> [REQUIRED WORK]: Print the whole listing exactly.

-- Begin --

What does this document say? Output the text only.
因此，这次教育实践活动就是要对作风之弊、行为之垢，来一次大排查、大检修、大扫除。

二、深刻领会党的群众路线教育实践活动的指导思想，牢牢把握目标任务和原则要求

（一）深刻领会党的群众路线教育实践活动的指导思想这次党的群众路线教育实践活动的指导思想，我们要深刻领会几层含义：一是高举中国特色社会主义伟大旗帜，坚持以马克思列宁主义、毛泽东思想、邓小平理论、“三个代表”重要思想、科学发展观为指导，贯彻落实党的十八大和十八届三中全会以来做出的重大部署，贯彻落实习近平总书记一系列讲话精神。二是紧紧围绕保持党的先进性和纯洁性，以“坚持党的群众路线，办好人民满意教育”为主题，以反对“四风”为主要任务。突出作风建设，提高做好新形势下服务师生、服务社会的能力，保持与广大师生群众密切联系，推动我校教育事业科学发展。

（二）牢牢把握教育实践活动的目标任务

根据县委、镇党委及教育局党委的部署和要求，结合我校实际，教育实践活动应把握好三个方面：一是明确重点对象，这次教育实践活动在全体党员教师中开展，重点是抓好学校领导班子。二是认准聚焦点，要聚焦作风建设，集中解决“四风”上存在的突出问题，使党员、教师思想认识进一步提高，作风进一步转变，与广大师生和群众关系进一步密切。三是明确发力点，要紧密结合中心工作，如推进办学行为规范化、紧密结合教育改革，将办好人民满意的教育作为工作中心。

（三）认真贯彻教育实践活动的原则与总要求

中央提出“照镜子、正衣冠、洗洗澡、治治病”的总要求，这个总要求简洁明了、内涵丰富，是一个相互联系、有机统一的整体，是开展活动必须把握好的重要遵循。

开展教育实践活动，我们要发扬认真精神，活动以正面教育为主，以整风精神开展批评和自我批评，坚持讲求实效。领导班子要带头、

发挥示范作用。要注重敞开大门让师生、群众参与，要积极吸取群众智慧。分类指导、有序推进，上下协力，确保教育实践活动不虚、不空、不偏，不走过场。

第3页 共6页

-- End --

> [THE OUTPUT]:
What does this document say? Output the text only.
因此，这次教育实践活动就是要对作风之弊、行为之垢，来一次大排查、大检修、大扫除。

二、深刻领会党的群众路线教育实践活动的指导思想，牢牢把握目标任务和原则要求

（一）深刻领会党的群众路线教育实践活动的指导思想这次党的群众路线教育实践活动的指导思想，我们要深刻领会几层含义：一是高举中国特色社会主义伟大旗帜，坚持以马克思列宁主义、毛泽东思想、邓小平理论、“三个代表”重要思想、科学发展观为指导，贯彻落实党的十八大和十八届三中全会以来做出的重大部署，贯彻落实习近平总书记一系列讲话精神。二是紧紧围绕保持党的先进性和纯洁性，以“坚持党的群众路线，办好人民满意教育”为主题，以反对“四风”为主要任务。突出作风建设，提高做好新形势下服务师生、服务社会的能力，保持与广大师生群众密切联系，推动我校教育事业科学发展。

（二）牢牢把握教育实践活动的目标任务

根据县委、镇党委及教育局党委的部署和要求，结合我校实际，教育实践活动应把握好三个方面：一是明确重点对象，这次教育实践活动在全体党员教师中开展，重点是抓好学校领导班子。二是认准聚焦点，要聚焦作风建设，集中解决“四风”上存在的突出问题，使党员、教师思想认识进一步提高，作风进一步转变，与广大师生和群众关系进一步密切。三是明确发力点，要紧密结合中心工作，如推进办学行为规范化、紧密结合教育改革，将办好人民满意的教育作为工作中心。

（三）认真贯彻教育实践活动的原则与总要求

中央提出“照镜子、正衣冠、洗洗澡、治治病”的总要求，这个总要求简洁明了、内涵丰富，是一个相互联系、有机统一的整体，是开展活动必须把握好的重要遵循。

开展教育实践活动，我们要发扬认真精神，活动以正面教育为主，以整风精神开展批评和自我批评，坚持讲求实效。领导班子要带头、

发挥示范作用。要注重敞开大门让师生、群众参与，要积极吸取群众智慧。分类指导、有序推进，上下协力，确保教育实践活动不虚、不空、不偏，不走过场。

第3页 共6页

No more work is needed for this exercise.